--- START RECORDS SHOWN ---

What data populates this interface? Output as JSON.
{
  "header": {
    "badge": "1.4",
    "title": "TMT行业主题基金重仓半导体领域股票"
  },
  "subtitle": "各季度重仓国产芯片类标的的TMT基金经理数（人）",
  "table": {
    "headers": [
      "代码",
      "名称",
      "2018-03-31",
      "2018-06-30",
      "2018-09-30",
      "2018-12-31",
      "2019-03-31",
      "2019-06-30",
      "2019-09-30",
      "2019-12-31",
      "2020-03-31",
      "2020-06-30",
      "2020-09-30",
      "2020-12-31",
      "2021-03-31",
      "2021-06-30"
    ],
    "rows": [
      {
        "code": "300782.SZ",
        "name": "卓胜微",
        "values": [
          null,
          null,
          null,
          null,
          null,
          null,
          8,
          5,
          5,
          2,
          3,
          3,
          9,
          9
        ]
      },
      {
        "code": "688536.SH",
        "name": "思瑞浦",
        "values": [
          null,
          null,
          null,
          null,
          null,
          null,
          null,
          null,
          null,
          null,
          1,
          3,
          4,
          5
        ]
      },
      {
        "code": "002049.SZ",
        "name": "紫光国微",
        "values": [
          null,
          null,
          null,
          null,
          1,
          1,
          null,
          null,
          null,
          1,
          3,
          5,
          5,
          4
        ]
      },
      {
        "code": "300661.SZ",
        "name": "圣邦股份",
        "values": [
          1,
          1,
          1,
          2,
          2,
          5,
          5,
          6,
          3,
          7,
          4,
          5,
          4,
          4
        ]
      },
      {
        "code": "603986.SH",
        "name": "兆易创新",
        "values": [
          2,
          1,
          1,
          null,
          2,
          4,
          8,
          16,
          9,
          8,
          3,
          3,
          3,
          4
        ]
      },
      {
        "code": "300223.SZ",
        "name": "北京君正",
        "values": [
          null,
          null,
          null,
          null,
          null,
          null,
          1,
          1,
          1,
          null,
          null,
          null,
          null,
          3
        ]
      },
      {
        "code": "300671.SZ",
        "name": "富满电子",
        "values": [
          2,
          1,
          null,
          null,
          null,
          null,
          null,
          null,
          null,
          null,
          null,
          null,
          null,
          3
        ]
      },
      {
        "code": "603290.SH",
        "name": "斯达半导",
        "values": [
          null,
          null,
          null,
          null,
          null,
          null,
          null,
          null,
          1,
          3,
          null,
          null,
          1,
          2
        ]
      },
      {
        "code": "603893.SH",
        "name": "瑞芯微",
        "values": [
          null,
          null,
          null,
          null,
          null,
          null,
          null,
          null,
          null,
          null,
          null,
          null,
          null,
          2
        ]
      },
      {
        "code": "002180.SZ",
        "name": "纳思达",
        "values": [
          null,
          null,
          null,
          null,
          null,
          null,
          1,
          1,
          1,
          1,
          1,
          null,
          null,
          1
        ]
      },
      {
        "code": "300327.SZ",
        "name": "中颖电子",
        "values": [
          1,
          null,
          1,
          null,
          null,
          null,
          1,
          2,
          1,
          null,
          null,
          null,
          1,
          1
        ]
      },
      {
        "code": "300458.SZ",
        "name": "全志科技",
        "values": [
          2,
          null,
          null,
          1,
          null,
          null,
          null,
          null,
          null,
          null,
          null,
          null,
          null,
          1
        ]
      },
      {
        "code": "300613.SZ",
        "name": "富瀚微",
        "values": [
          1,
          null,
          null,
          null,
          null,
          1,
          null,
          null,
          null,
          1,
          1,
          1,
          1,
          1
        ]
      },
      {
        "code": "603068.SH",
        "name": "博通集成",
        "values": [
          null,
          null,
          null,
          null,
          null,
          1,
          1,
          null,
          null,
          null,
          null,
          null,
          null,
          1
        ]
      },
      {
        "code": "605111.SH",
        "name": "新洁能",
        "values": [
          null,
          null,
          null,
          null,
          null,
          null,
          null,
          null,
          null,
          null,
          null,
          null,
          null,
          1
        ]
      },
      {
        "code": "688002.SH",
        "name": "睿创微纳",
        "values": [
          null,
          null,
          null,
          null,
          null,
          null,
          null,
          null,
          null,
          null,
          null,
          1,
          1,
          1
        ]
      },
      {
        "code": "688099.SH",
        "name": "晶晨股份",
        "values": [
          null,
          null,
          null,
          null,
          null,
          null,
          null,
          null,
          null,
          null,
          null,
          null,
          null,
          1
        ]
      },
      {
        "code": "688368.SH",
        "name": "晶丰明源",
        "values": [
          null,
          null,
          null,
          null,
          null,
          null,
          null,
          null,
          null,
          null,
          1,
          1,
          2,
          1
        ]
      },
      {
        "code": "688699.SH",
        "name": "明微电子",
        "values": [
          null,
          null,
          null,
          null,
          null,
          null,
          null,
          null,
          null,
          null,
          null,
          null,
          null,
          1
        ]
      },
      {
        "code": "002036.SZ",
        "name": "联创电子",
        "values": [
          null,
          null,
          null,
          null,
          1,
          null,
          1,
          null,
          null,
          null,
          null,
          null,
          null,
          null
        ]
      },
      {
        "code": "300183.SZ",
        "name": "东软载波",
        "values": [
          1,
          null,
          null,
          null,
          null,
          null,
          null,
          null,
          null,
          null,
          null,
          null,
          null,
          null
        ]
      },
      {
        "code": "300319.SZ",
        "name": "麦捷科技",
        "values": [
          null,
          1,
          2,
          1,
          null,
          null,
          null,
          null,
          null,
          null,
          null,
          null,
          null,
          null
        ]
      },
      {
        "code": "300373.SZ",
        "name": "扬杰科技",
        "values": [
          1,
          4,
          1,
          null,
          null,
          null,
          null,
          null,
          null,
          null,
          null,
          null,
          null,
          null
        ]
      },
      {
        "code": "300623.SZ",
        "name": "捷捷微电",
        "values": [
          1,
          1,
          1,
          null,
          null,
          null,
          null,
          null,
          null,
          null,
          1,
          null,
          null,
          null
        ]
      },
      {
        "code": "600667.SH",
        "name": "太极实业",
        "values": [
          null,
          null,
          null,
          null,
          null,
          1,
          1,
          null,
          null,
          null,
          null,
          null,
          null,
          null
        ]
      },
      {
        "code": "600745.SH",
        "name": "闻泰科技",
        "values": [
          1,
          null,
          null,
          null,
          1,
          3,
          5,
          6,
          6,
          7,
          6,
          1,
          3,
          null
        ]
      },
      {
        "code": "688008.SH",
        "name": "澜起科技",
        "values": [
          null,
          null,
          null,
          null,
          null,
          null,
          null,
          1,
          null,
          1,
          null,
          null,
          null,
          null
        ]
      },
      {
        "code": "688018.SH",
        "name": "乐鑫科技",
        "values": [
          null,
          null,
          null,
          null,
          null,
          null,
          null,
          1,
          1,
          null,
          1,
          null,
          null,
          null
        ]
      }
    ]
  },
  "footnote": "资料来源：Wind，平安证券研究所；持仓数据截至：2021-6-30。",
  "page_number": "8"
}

--- END RECORDS SHOWN ---

PROBLEM REQUIREMENTS: Retype every record above exactly as it appears.

OUTPUT BELOW:
What data populates this interface? Output as JSON.
{
  "header": {
    "badge": "1.4",
    "title": "TMT行业主题基金重仓半导体领域股票"
  },
  "subtitle": "各季度重仓国产芯片类标的的TMT基金经理数（人）",
  "table": {
    "headers": [
      "代码",
      "名称",
      "2018-03-31",
      "2018-06-30",
      "2018-09-30",
      "2018-12-31",
      "2019-03-31",
      "2019-06-30",
      "2019-09-30",
      "2019-12-31",
      "2020-03-31",
      "2020-06-30",
      "2020-09-30",
      "2020-12-31",
      "2021-03-31",
      "2021-06-30"
    ],
    "rows": [
      {
        "code": "300782.SZ",
        "name": "卓胜微",
        "values": [
          null,
          null,
          null,
          null,
          null,
          null,
          8,
          5,
          5,
          2,
          3,
          3,
          9,
          9
        ]
      },
      {
        "code": "688536.SH",
        "name": "思瑞浦",
        "values": [
          null,
          null,
          null,
          null,
          null,
          null,
          null,
          null,
          null,
          null,
          1,
          3,
          4,
          5
        ]
      },
      {
        "code": "002049.SZ",
        "name": "紫光国微",
        "values": [
          null,
          null,
          null,
          null,
          1,
          1,
          null,
          null,
          null,
          1,
          3,
          5,
          5,
          4
        ]
      },
      {
        "code": "300661.SZ",
        "name": "圣邦股份",
        "values": [
          1,
          1,
          1,
          2,
          2,
          5,
          5,
          6,
          3,
          7,
          4,
          5,
          4,
          4
        ]
      },
      {
        "code": "603986.SH",
        "name": "兆易创新",
        "values": [
          2,
          1,
          1,
          null,
          2,
          4,
          8,
          16,
          9,
          8,
          3,
          3,
          3,
          4
        ]
      },
      {
        "code": "300223.SZ",
        "name": "北京君正",
        "values": [
          null,
          null,
          null,
          null,
          null,
          null,
          1,
          1,
          1,
          null,
          null,
          null,
          null,
          3
        ]
      },
      {
        "code": "300671.SZ",
        "name": "富满电子",
        "values": [
          2,
          1,
          null,
          null,
          null,
          null,
          null,
          null,
          null,
          null,
          null,
          null,
          null,
          3
        ]
      },
      {
        "code": "603290.SH",
        "name": "斯达半导",
        "values": [
          null,
          null,
          null,
          null,
          null,
          null,
          null,
          null,
          1,
          3,
          null,
          null,
          1,
          2
        ]
      },
      {
        "code": "603893.SH",
        "name": "瑞芯微",
        "values": [
          null,
          null,
          null,
          null,
          null,
          null,
          null,
          null,
          null,
          null,
          null,
          null,
          null,
          2
        ]
      },
      {
        "code": "002180.SZ",
        "name": "纳思达",
        "values": [
          null,
          null,
          null,
          null,
          null,
          null,
          1,
          1,
          1,
          1,
          1,
          null,
          null,
          1
        ]
      },
      {
        "code": "300327.SZ",
        "name": "中颖电子",
        "values": [
          1,
          null,
          1,
          null,
          null,
          null,
          1,
          2,
          1,
          null,
          null,
          null,
          1,
          1
        ]
      },
      {
        "code": "300458.SZ",
        "name": "全志科技",
        "values": [
          2,
          null,
          null,
          1,
          null,
          null,
          null,
          null,
          null,
          null,
          null,
          null,
          null,
          1
        ]
      },
      {
        "code": "300613.SZ",
        "name": "富瀚微",
        "values": [
          1,
          null,
          null,
          null,
          null,
          1,
          null,
          null,
          null,
          1,
          1,
          1,
          1,
          1
        ]
      },
      {
        "code": "603068.SH",
        "name": "博通集成",
        "values": [
          null,
          null,
          null,
          null,
          null,
          1,
          1,
          null,
          null,
          null,
          null,
          null,
          null,
          1
        ]
      },
      {
        "code": "605111.SH",
        "name": "新洁能",
        "values": [
          null,
          null,
          null,
          null,
          null,
          null,
          null,
          null,
          null,
          null,
          null,
          null,
          null,
          1
        ]
      },
      {
        "code": "688002.SH",
        "name": "睿创微纳",
        "values": [
          null,
          null,
          null,
          null,
          null,
          null,
          null,
          null,
          null,
          null,
          null,
          1,
          1,
          1
        ]
      },
      {
        "code": "688099.SH",
        "name": "晶晨股份",
        "values": [
          null,
          null,
          null,
          null,
          null,
          null,
          null,
          null,
          null,
          null,
          null,
          null,
          null,
          1
        ]
      },
      {
        "code": "688368.SH",
        "name": "晶丰明源",
        "values": [
          null,
          null,
          null,
          null,
          null,
          null,
          null,
          null,
          null,
          null,
          1,
          1,
          2,
          1
        ]
      },
      {
        "code": "688699.SH",
        "name": "明微电子",
        "values": [
          null,
          null,
          null,
          null,
          null,
          null,
          null,
          null,
          null,
          null,
          null,
          null,
          null,
          1
        ]
      },
      {
        "code": "002036.SZ",
        "name": "联创电子",
        "values": [
          null,
          null,
          null,
          null,
          1,
          null,
          1,
          null,
          null,
          null,
          null,
          null,
          null,
          null
        ]
      },
      {
        "code": "300183.SZ",
        "name": "东软载波",
        "values": [
          1,
          null,
          null,
          null,
          null,
          null,
          null,
          null,
          null,
          null,
          null,
          null,
          null,
          null
        ]
      },
      {
        "code": "300319.SZ",
        "name": "麦捷科技",
        "values": [
          null,
          1,
          2,
          1,
          null,
          null,
          null,
          null,
          null,
          null,
          null,
          null,
          null,
          null
        ]
      },
      {
        "code": "300373.SZ",
        "name": "扬杰科技",
        "values": [
          1,
          4,
          1,
          null,
          null,
          null,
          null,
          null,
          null,
          null,
          null,
          null,
          null,
          null
        ]
      },
      {
        "code": "300623.SZ",
        "name": "捷捷微电",
        "values": [
          1,
          1,
          1,
          null,
          null,
          null,
          null,
          null,
          null,
          null,
          1,
          null,
          null,
          null
        ]
      },
      {
        "code": "600667.SH",
        "name": "太极实业",
        "values": [
          null,
          null,
          null,
          null,
          null,
          1,
          1,
          null,
          null,
          null,
          null,
          null,
          null,
          null
        ]
      },
      {
        "code": "600745.SH",
        "name": "闻泰科技",
        "values": [
          1,
          null,
          null,
          null,
          1,
          3,
          5,
          6,
          6,
          7,
          6,
          1,
          3,
          null
        ]
      },
      {
        "code": "688008.SH",
        "name": "澜起科技",
        "values": [
          null,
          null,
          null,
          null,
          null,
          null,
          null,
          1,
          null,
          1,
          null,
          null,
          null,
          null
        ]
      },
      {
        "code": "688018.SH",
        "name": "乐鑫科技",
        "values": [
          null,
          null,
          null,
          null,
          null,
          null,
          null,
          1,
          1,
          null,
          1,
          null,
          null,
          null
        ]
      }
    ]
  },
  "footnote": "资料来源：Wind，平安证券研究所；持仓数据截至：2021-6-30。",
  "page_number": "8"
}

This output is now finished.